**TASK TO CARRY OUT**
Copy the entire listing below, swapping "row-checkbox" for "list-checkbox" wherever it appears and changing nothing else.

**PROVIDED DATA**
- - - -

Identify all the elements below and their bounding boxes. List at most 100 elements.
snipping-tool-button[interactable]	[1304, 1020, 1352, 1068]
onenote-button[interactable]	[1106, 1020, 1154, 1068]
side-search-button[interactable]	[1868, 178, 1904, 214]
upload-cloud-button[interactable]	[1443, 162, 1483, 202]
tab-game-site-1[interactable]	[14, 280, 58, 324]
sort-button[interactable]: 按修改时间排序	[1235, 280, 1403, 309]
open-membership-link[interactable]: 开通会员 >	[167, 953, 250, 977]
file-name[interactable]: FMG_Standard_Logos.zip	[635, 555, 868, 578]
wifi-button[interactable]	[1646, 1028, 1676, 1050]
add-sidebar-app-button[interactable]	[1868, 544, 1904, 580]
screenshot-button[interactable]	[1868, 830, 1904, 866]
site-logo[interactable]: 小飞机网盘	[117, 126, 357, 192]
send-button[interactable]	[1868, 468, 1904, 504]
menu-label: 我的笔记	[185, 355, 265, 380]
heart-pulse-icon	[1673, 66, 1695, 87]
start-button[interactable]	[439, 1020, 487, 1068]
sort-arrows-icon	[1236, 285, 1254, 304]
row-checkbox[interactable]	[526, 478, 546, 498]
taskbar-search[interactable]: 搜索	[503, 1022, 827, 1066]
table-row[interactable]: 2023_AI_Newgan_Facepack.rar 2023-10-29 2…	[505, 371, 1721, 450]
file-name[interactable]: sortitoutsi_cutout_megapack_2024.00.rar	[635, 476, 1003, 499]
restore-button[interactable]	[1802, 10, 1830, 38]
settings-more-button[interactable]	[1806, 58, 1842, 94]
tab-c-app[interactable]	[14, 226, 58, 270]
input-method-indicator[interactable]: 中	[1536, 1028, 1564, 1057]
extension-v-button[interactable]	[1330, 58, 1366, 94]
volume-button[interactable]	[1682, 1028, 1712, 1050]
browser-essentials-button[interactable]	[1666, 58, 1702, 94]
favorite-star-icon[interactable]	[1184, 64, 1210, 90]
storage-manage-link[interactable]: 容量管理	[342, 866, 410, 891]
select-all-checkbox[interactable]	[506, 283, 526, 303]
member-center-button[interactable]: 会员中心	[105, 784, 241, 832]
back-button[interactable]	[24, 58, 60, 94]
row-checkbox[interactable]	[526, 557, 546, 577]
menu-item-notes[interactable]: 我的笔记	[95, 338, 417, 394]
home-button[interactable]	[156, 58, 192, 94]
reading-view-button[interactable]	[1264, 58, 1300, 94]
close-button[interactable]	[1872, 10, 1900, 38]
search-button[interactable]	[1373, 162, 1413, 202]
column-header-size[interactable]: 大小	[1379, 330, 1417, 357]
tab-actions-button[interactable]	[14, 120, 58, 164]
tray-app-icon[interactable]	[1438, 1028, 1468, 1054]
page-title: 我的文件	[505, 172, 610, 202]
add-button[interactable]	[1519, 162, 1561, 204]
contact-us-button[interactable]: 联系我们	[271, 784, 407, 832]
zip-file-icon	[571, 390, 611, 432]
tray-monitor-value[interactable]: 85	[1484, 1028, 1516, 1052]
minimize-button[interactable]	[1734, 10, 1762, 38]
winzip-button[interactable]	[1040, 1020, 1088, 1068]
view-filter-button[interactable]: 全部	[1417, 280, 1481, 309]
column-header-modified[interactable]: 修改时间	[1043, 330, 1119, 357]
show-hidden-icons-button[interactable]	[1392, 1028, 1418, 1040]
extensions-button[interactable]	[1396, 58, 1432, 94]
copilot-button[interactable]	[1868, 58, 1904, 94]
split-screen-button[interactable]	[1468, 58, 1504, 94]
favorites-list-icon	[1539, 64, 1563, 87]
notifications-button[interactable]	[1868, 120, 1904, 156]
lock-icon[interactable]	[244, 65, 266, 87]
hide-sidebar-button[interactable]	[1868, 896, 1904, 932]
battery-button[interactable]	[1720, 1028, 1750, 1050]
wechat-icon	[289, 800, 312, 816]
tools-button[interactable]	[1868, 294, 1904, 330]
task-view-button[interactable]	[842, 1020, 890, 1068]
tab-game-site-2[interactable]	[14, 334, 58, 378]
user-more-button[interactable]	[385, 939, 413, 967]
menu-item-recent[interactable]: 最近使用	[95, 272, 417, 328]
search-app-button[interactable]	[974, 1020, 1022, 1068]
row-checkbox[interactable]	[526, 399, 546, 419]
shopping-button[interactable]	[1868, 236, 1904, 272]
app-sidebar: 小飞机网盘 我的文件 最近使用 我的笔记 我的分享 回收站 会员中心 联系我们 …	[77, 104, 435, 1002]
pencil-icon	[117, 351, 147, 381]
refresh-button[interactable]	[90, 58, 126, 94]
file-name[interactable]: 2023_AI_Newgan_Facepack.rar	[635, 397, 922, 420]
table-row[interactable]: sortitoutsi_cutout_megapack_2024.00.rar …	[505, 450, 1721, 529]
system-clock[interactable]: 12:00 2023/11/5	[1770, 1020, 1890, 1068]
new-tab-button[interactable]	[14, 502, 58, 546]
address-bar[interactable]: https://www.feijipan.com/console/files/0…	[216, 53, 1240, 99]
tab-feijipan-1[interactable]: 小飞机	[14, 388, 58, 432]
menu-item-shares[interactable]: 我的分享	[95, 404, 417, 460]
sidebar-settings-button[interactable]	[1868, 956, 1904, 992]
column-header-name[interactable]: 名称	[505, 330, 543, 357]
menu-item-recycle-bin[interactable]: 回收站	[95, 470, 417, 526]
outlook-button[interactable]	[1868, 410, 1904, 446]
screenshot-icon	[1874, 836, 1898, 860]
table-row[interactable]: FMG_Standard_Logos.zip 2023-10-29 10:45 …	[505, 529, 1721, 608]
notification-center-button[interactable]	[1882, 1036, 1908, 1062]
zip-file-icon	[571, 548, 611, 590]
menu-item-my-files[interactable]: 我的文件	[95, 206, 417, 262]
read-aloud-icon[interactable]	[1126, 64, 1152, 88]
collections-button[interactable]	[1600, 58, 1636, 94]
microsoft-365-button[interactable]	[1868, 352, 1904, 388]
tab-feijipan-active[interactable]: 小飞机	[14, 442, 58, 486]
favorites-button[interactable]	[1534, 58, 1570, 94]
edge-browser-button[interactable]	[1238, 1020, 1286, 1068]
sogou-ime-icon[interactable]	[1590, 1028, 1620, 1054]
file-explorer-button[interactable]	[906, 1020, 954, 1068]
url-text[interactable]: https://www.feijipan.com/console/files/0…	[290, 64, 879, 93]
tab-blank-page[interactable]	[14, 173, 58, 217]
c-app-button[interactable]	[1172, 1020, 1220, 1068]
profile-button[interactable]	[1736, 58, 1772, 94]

- - - -

**RESULT FOR THIS TASK**
Identify all the elements below and their bounding boxes. List at most 100 elements.
snipping-tool-button[interactable]	[1304, 1020, 1352, 1068]
onenote-button[interactable]	[1106, 1020, 1154, 1068]
side-search-button[interactable]	[1868, 178, 1904, 214]
upload-cloud-button[interactable]	[1443, 162, 1483, 202]
tab-game-site-1[interactable]	[14, 280, 58, 324]
sort-button[interactable]: 按修改时间排序	[1235, 280, 1403, 309]
open-membership-link[interactable]: 开通会员 >	[167, 953, 250, 977]
file-name[interactable]: FMG_Standard_Logos.zip	[635, 555, 868, 578]
wifi-button[interactable]	[1646, 1028, 1676, 1050]
add-sidebar-app-button[interactable]	[1868, 544, 1904, 580]
screenshot-button[interactable]	[1868, 830, 1904, 866]
site-logo[interactable]: 小飞机网盘	[117, 126, 357, 192]
send-button[interactable]	[1868, 468, 1904, 504]
menu-label: 我的笔记	[185, 355, 265, 380]
heart-pulse-icon	[1673, 66, 1695, 87]
start-button[interactable]	[439, 1020, 487, 1068]
sort-arrows-icon	[1236, 285, 1254, 304]
list-checkbox[interactable]	[526, 478, 546, 498]
taskbar-search[interactable]: 搜索	[503, 1022, 827, 1066]
table-row[interactable]: 2023_AI_Newgan_Facepack.rar 2023-10-29 2…	[505, 371, 1721, 450]
file-name[interactable]: sortitoutsi_cutout_megapack_2024.00.rar	[635, 476, 1003, 499]
restore-button[interactable]	[1802, 10, 1830, 38]
settings-more-button[interactable]	[1806, 58, 1842, 94]
tab-c-app[interactable]	[14, 226, 58, 270]
input-method-indicator[interactable]: 中	[1536, 1028, 1564, 1057]
extension-v-button[interactable]	[1330, 58, 1366, 94]
volume-button[interactable]	[1682, 1028, 1712, 1050]
browser-essentials-button[interactable]	[1666, 58, 1702, 94]
favorite-star-icon[interactable]	[1184, 64, 1210, 90]
storage-manage-link[interactable]: 容量管理	[342, 866, 410, 891]
select-all-checkbox[interactable]	[506, 283, 526, 303]
member-center-button[interactable]: 会员中心	[105, 784, 241, 832]
back-button[interactable]	[24, 58, 60, 94]
list-checkbox[interactable]	[526, 557, 546, 577]
menu-item-notes[interactable]: 我的笔记	[95, 338, 417, 394]
home-button[interactable]	[156, 58, 192, 94]
reading-view-button[interactable]	[1264, 58, 1300, 94]
close-button[interactable]	[1872, 10, 1900, 38]
search-button[interactable]	[1373, 162, 1413, 202]
column-header-size[interactable]: 大小	[1379, 330, 1417, 357]
tab-actions-button[interactable]	[14, 120, 58, 164]
tray-app-icon[interactable]	[1438, 1028, 1468, 1054]
page-title: 我的文件	[505, 172, 610, 202]
add-button[interactable]	[1519, 162, 1561, 204]
contact-us-button[interactable]: 联系我们	[271, 784, 407, 832]
zip-file-icon	[571, 390, 611, 432]
tray-monitor-value[interactable]: 85	[1484, 1028, 1516, 1052]
minimize-button[interactable]	[1734, 10, 1762, 38]
winzip-button[interactable]	[1040, 1020, 1088, 1068]
view-filter-button[interactable]: 全部	[1417, 280, 1481, 309]
column-header-modified[interactable]: 修改时间	[1043, 330, 1119, 357]
show-hidden-icons-button[interactable]	[1392, 1028, 1418, 1040]
extensions-button[interactable]	[1396, 58, 1432, 94]
copilot-button[interactable]	[1868, 58, 1904, 94]
split-screen-button[interactable]	[1468, 58, 1504, 94]
favorites-list-icon	[1539, 64, 1563, 87]
notifications-button[interactable]	[1868, 120, 1904, 156]
lock-icon[interactable]	[244, 65, 266, 87]
hide-sidebar-button[interactable]	[1868, 896, 1904, 932]
battery-button[interactable]	[1720, 1028, 1750, 1050]
wechat-icon	[289, 800, 312, 816]
tools-button[interactable]	[1868, 294, 1904, 330]
task-view-button[interactable]	[842, 1020, 890, 1068]
tab-game-site-2[interactable]	[14, 334, 58, 378]
user-more-button[interactable]	[385, 939, 413, 967]
menu-item-recent[interactable]: 最近使用	[95, 272, 417, 328]
search-app-button[interactable]	[974, 1020, 1022, 1068]
list-checkbox[interactable]	[526, 399, 546, 419]
shopping-button[interactable]	[1868, 236, 1904, 272]
app-sidebar: 小飞机网盘 我的文件 最近使用 我的笔记 我的分享 回收站 会员中心 联系我们 …	[77, 104, 435, 1002]
pencil-icon	[117, 351, 147, 381]
refresh-button[interactable]	[90, 58, 126, 94]
file-name[interactable]: 2023_AI_Newgan_Facepack.rar	[635, 397, 922, 420]
table-row[interactable]: sortitoutsi_cutout_megapack_2024.00.rar …	[505, 450, 1721, 529]
system-clock[interactable]: 12:00 2023/11/5	[1770, 1020, 1890, 1068]
new-tab-button[interactable]	[14, 502, 58, 546]
address-bar[interactable]: https://www.feijipan.com/console/files/0…	[216, 53, 1240, 99]
tab-feijipan-1[interactable]: 小飞机	[14, 388, 58, 432]
menu-item-shares[interactable]: 我的分享	[95, 404, 417, 460]
sidebar-settings-button[interactable]	[1868, 956, 1904, 992]
column-header-name[interactable]: 名称	[505, 330, 543, 357]
menu-item-recycle-bin[interactable]: 回收站	[95, 470, 417, 526]
outlook-button[interactable]	[1868, 410, 1904, 446]
screenshot-icon	[1874, 836, 1898, 860]
table-row[interactable]: FMG_Standard_Logos.zip 2023-10-29 10:45 …	[505, 529, 1721, 608]
notification-center-button[interactable]	[1882, 1036, 1908, 1062]
zip-file-icon	[571, 548, 611, 590]
menu-item-my-files[interactable]: 我的文件	[95, 206, 417, 262]
read-aloud-icon[interactable]	[1126, 64, 1152, 88]
collections-button[interactable]	[1600, 58, 1636, 94]
microsoft-365-button[interactable]	[1868, 352, 1904, 388]
tab-feijipan-active[interactable]: 小飞机	[14, 442, 58, 486]
favorites-button[interactable]	[1534, 58, 1570, 94]
edge-browser-button[interactable]	[1238, 1020, 1286, 1068]
sogou-ime-icon[interactable]	[1590, 1028, 1620, 1054]
file-explorer-button[interactable]	[906, 1020, 954, 1068]
url-text[interactable]: https://www.feijipan.com/console/files/0…	[290, 64, 879, 93]
tab-blank-page[interactable]	[14, 173, 58, 217]
c-app-button[interactable]	[1172, 1020, 1220, 1068]
profile-button[interactable]	[1736, 58, 1772, 94]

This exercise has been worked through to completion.